What the exercise asks
Copy out the listing that follows exactly, dropping every picture.

Material for the task
-- START --
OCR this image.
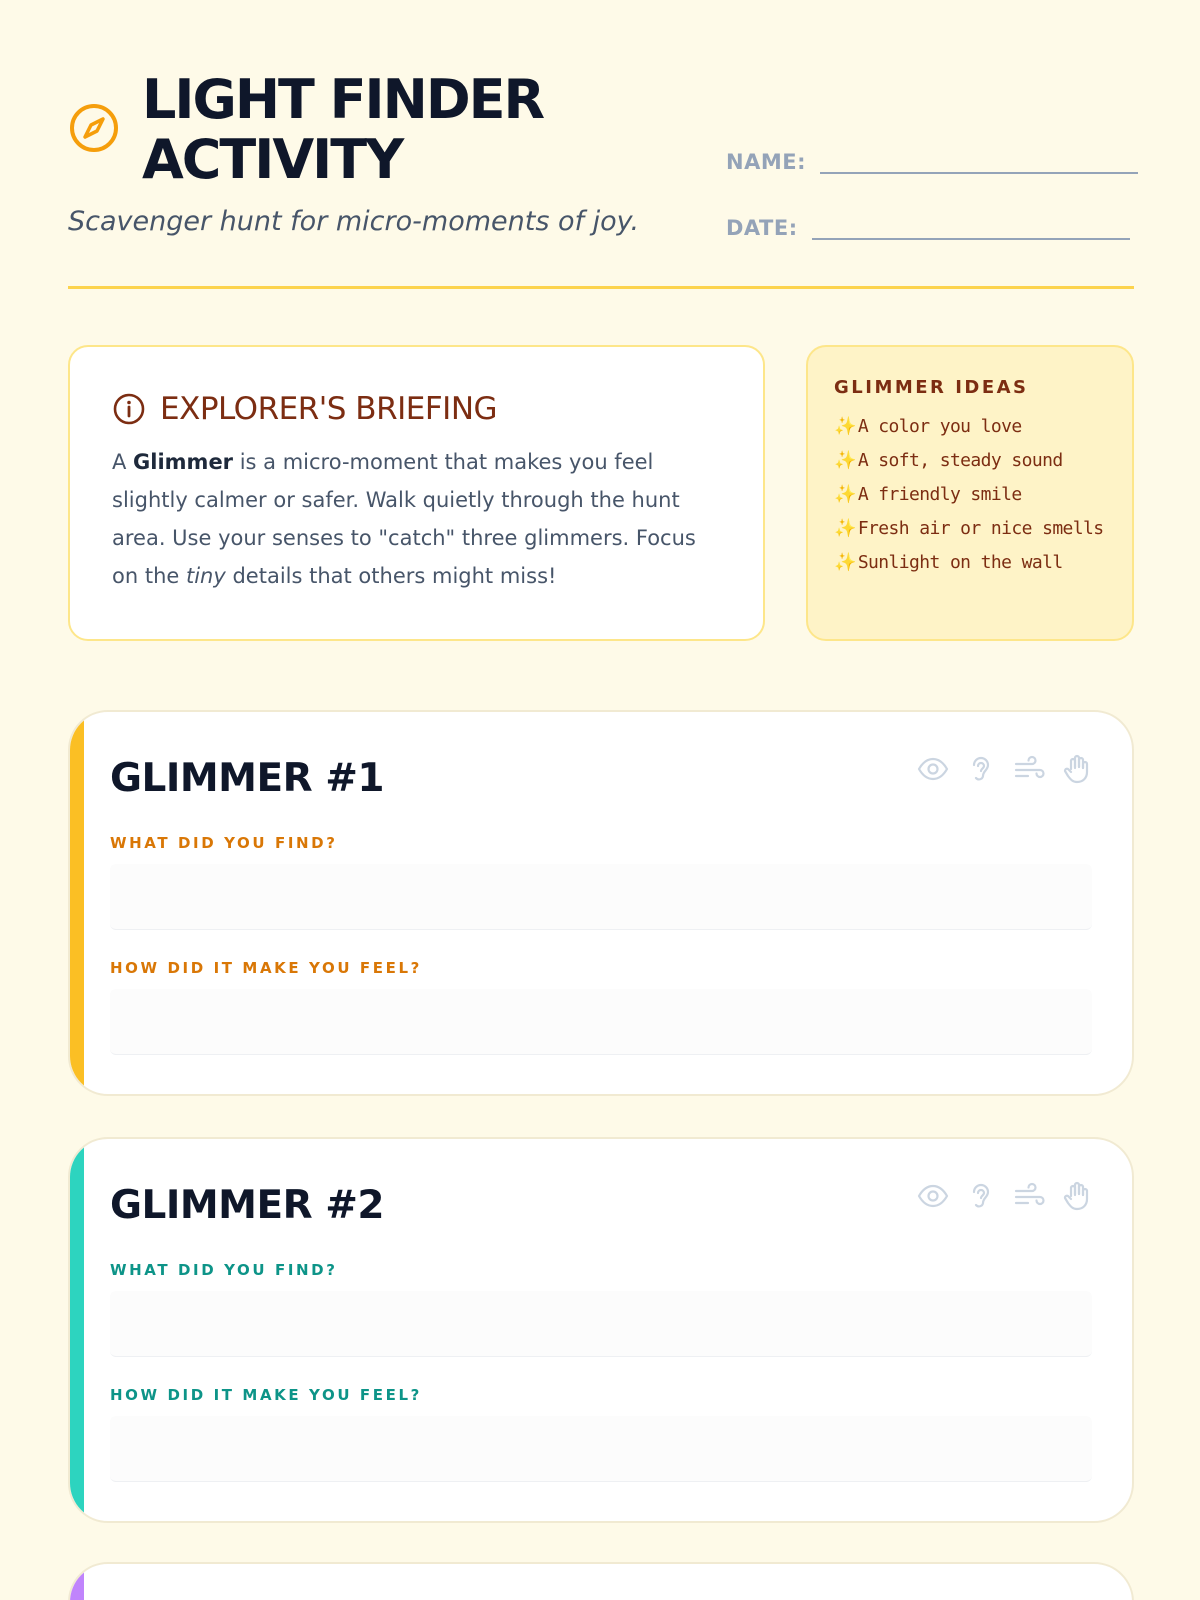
LIGHT FINDER
ACTIVITY
Scavenger hunt for micro-moments of joy.
NAME:
DATE:
EXPLORER'S BRIEFING

A Glimmer is a micro-moment that makes you feel slightly calmer or safer. Walk quietly through the hunt area. Use your senses to "catch" three glimmers. Focus on the tiny details that others might miss!

GLIMMER IDEAS
✨ A color you love
✨ A soft, steady sound
✨ A friendly smile
✨ Fresh air or nice smells
✨ Sunlight on the wall
GLIMMER #1
WHAT DID YOU FIND?
HOW DID IT MAKE YOU FEEL?
GLIMMER #2
WHAT DID YOU FIND?
HOW DID IT MAKE YOU FEEL?
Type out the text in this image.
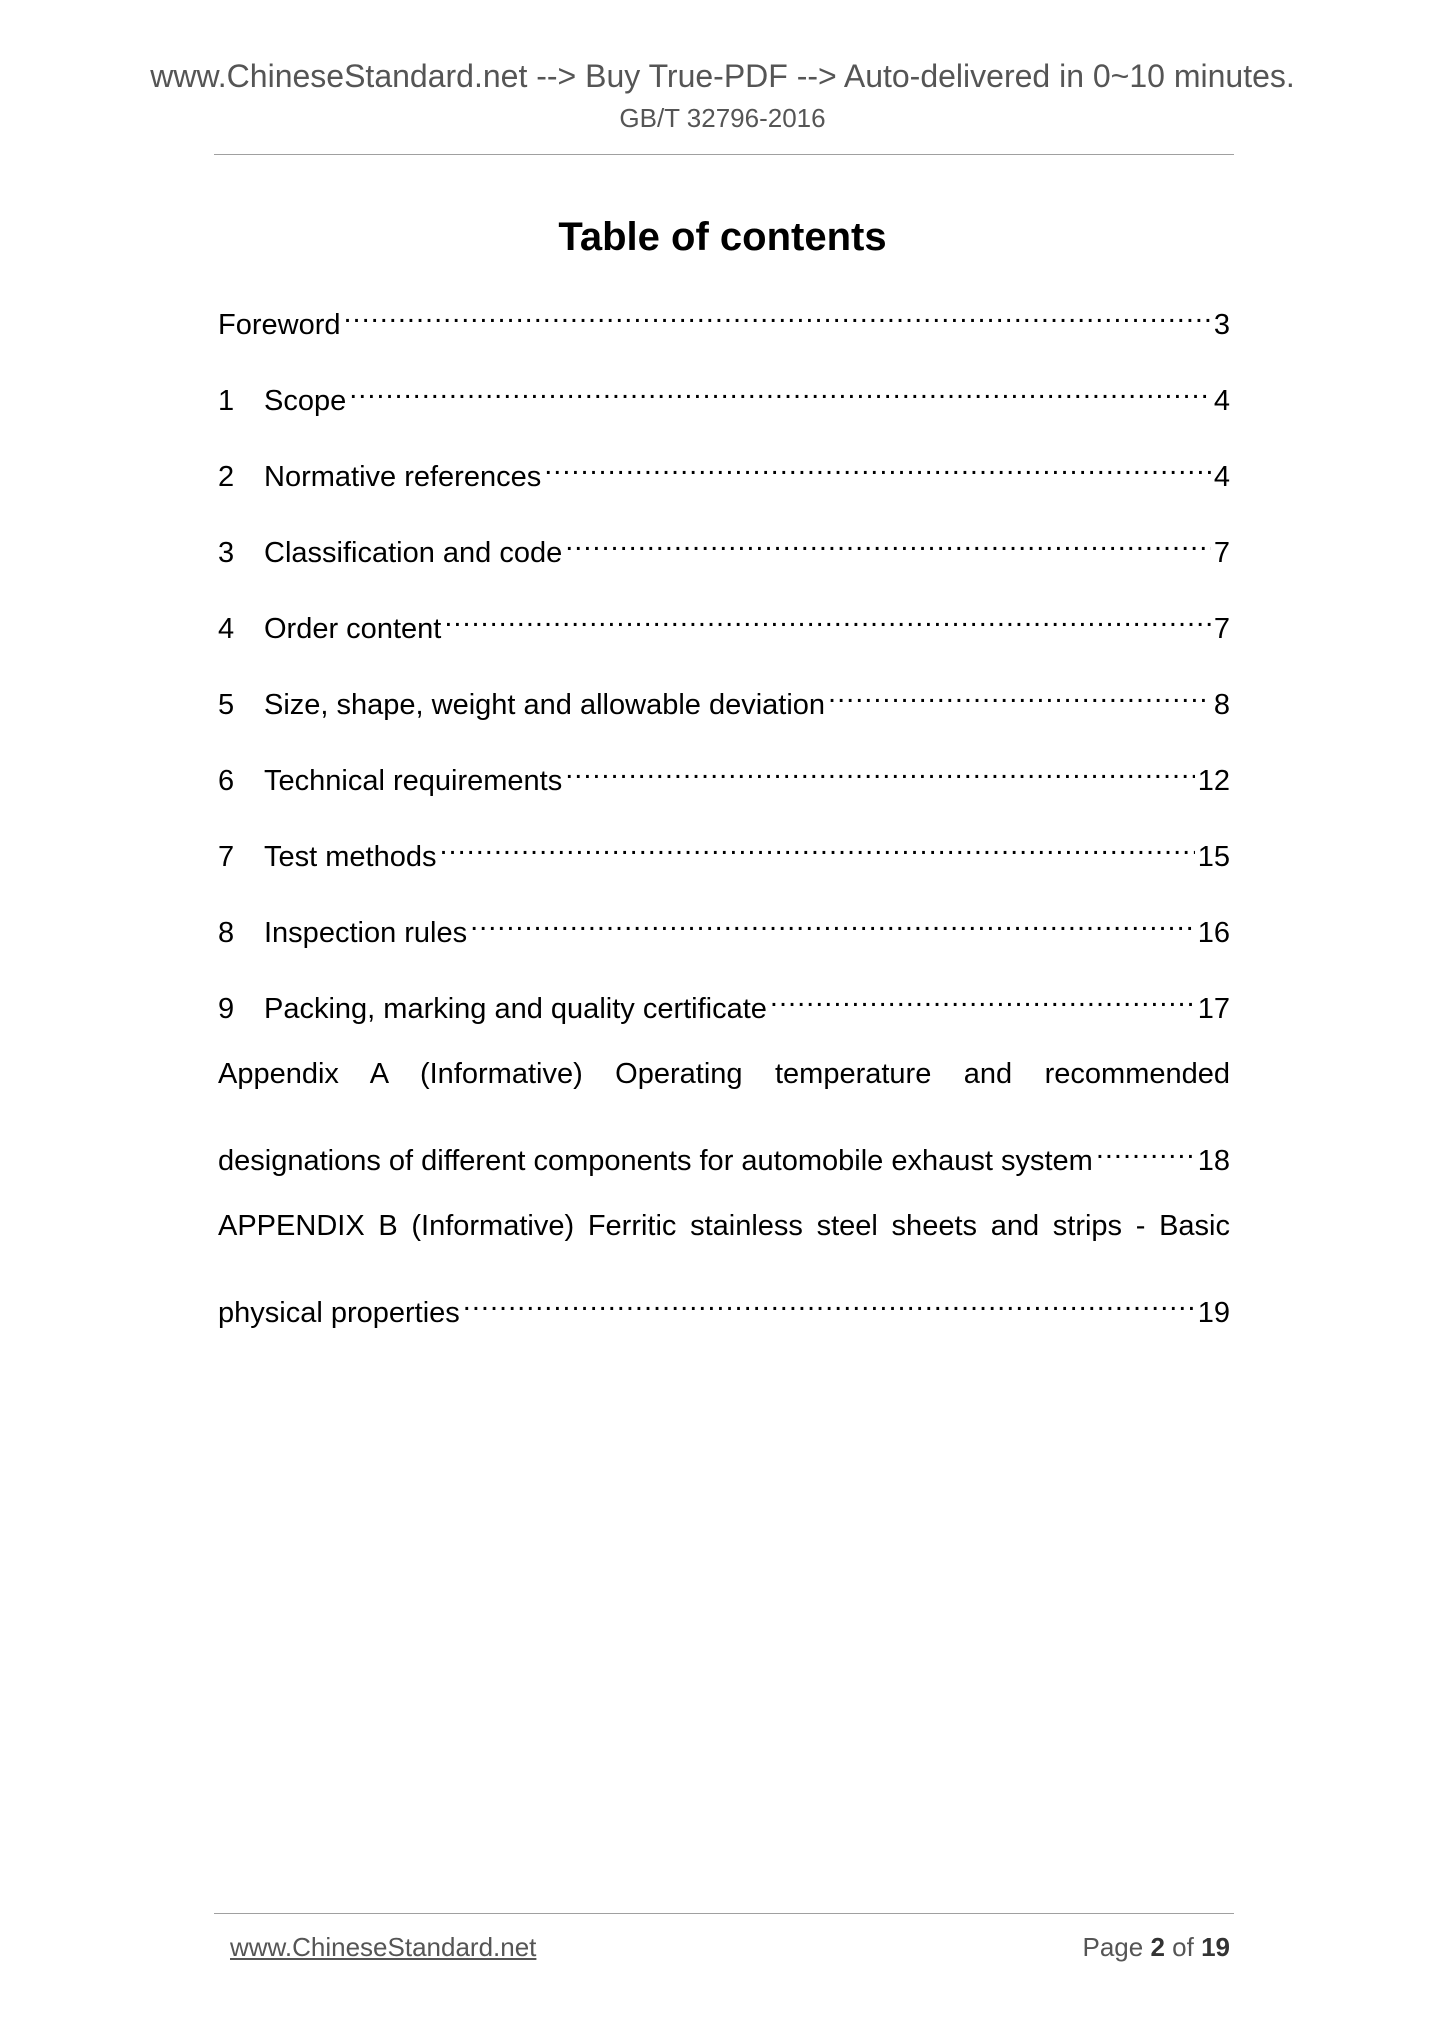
www.ChineseStandard.net --> Buy True-PDF --> Auto-delivered in 0~10 minutes.
GB/T 32796-2016
Table of contents
Foreword .....	3
1	Scope .....	4
2	Normative references .....	4
3	Classification and code .....	7
4	Order content .....	7
5	Size, shape, weight and allowable deviation .....	8
6	Technical requirements .....	12
7	Test methods .....	15
8	Inspection rules .....	16
9	Packing, marking and quality certificate .....	17
Appendix A (Informative) Operating temperature and recommended
designations of different components for automobile exhaust system .....	18
APPENDIX B (Informative) Ferritic stainless steel sheets and strips - Basic
physical properties .....	19
www.ChineseStandard.net	Page 2 of 19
-- END --
Reply
OCR this image.
LIGHT FINDER
ACTIVITY
Scavenger hunt for micro-moments of joy.
NAME:
DATE:
EXPLORER'S BRIEFING

A Glimmer is a micro-moment that makes you feel slightly calmer or safer. Walk quietly through the hunt area. Use your senses to "catch" three glimmers. Focus on the tiny details that others might miss!

GLIMMER IDEAS
✨ A color you love
✨ A soft, steady sound
✨ A friendly smile
✨ Fresh air or nice smells
✨ Sunlight on the wall
GLIMMER #1
WHAT DID YOU FIND?
HOW DID IT MAKE YOU FEEL?
GLIMMER #2
WHAT DID YOU FIND?
HOW DID IT MAKE YOU FEEL?
Type out the text in this image.
www.ChineseStandard.net --> Buy True-PDF --> Auto-delivered in 0~10 minutes.
GB/T 32796-2016
Table of contents
Foreword .....	3
1	Scope .....	4
2	Normative references .....	4
3	Classification and code .....	7
4	Order content .....	7
5	Size, shape, weight and allowable deviation .....	8
6	Technical requirements .....	12
7	Test methods .....	15
8	Inspection rules .....	16
9	Packing, marking and quality certificate .....	17
Appendix A (Informative) Operating temperature and recommended
designations of different components for automobile exhaust system .....	18
APPENDIX B (Informative) Ferritic stainless steel sheets and strips - Basic
physical properties .....	19
www.ChineseStandard.net	Page 2 of 19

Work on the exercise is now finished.